Retype each entry below, keeping every character the same.

'''

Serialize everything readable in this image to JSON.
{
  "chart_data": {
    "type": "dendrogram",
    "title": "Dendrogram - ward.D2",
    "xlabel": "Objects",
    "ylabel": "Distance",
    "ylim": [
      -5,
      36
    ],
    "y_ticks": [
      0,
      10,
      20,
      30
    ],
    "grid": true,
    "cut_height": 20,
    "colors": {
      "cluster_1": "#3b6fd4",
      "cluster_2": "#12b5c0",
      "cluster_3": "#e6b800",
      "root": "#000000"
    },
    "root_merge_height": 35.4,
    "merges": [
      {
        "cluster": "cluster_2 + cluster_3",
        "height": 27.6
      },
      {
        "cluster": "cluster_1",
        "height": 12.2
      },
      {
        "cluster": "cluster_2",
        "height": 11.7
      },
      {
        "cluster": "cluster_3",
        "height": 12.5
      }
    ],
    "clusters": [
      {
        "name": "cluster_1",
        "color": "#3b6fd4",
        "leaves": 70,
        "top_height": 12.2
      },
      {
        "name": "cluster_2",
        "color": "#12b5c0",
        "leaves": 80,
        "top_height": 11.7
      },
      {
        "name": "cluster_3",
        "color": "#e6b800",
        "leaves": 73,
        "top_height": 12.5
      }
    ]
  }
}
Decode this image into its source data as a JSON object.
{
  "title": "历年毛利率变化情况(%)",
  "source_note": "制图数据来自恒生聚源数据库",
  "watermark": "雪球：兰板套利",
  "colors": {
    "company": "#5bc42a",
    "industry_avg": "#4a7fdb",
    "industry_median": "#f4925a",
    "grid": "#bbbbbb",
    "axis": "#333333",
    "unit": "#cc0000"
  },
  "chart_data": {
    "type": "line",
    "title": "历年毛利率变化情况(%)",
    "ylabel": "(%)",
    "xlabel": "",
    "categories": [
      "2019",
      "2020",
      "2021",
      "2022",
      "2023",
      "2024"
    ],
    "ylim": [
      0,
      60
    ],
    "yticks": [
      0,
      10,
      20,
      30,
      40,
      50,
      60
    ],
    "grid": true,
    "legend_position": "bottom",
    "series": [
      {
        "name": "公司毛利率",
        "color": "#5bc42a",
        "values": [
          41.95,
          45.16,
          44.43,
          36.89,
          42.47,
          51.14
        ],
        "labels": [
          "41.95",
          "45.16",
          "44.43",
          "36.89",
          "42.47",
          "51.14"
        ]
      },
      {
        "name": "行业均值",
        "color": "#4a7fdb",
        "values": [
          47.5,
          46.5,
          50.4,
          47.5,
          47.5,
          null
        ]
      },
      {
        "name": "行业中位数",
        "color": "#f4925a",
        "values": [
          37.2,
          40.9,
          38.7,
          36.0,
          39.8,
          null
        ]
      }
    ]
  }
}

'''

WORKED SOLUTION:
Serialize everything readable in this image to JSON.
{
  "chart_data": {
    "type": "dendrogram",
    "title": "Dendrogram - ward.D2",
    "xlabel": "Objects",
    "ylabel": "Distance",
    "ylim": [
      -5,
      36
    ],
    "y_ticks": [
      0,
      10,
      20,
      30
    ],
    "grid": true,
    "cut_height": 20,
    "colors": {
      "cluster_1": "#3b6fd4",
      "cluster_2": "#12b5c0",
      "cluster_3": "#e6b800",
      "root": "#000000"
    },
    "root_merge_height": 35.4,
    "merges": [
      {
        "cluster": "cluster_2 + cluster_3",
        "height": 27.6
      },
      {
        "cluster": "cluster_1",
        "height": 12.2
      },
      {
        "cluster": "cluster_2",
        "height": 11.7
      },
      {
        "cluster": "cluster_3",
        "height": 12.5
      }
    ],
    "clusters": [
      {
        "name": "cluster_1",
        "color": "#3b6fd4",
        "leaves": 70,
        "top_height": 12.2
      },
      {
        "name": "cluster_2",
        "color": "#12b5c0",
        "leaves": 80,
        "top_height": 11.7
      },
      {
        "name": "cluster_3",
        "color": "#e6b800",
        "leaves": 73,
        "top_height": 12.5
      }
    ]
  }
}
Decode this image into its source data as a JSON object.
{
  "title": "历年毛利率变化情况(%)",
  "source_note": "制图数据来自恒生聚源数据库",
  "watermark": "雪球：兰板套利",
  "colors": {
    "company": "#5bc42a",
    "industry_avg": "#4a7fdb",
    "industry_median": "#f4925a",
    "grid": "#bbbbbb",
    "axis": "#333333",
    "unit": "#cc0000"
  },
  "chart_data": {
    "type": "line",
    "title": "历年毛利率变化情况(%)",
    "ylabel": "(%)",
    "xlabel": "",
    "categories": [
      "2019",
      "2020",
      "2021",
      "2022",
      "2023",
      "2024"
    ],
    "ylim": [
      0,
      60
    ],
    "yticks": [
      0,
      10,
      20,
      30,
      40,
      50,
      60
    ],
    "grid": true,
    "legend_position": "bottom",
    "series": [
      {
        "name": "公司毛利率",
        "color": "#5bc42a",
        "values": [
          41.95,
          45.16,
          44.43,
          36.89,
          42.47,
          51.14
        ],
        "labels": [
          "41.95",
          "45.16",
          "44.43",
          "36.89",
          "42.47",
          "51.14"
        ]
      },
      {
        "name": "行业均值",
        "color": "#4a7fdb",
        "values": [
          47.5,
          46.5,
          50.4,
          47.5,
          47.5,
          null
        ]
      },
      {
        "name": "行业中位数",
        "color": "#f4925a",
        "values": [
          37.2,
          40.9,
          38.7,
          36.0,
          39.8,
          null
        ]
      }
    ]
  }
}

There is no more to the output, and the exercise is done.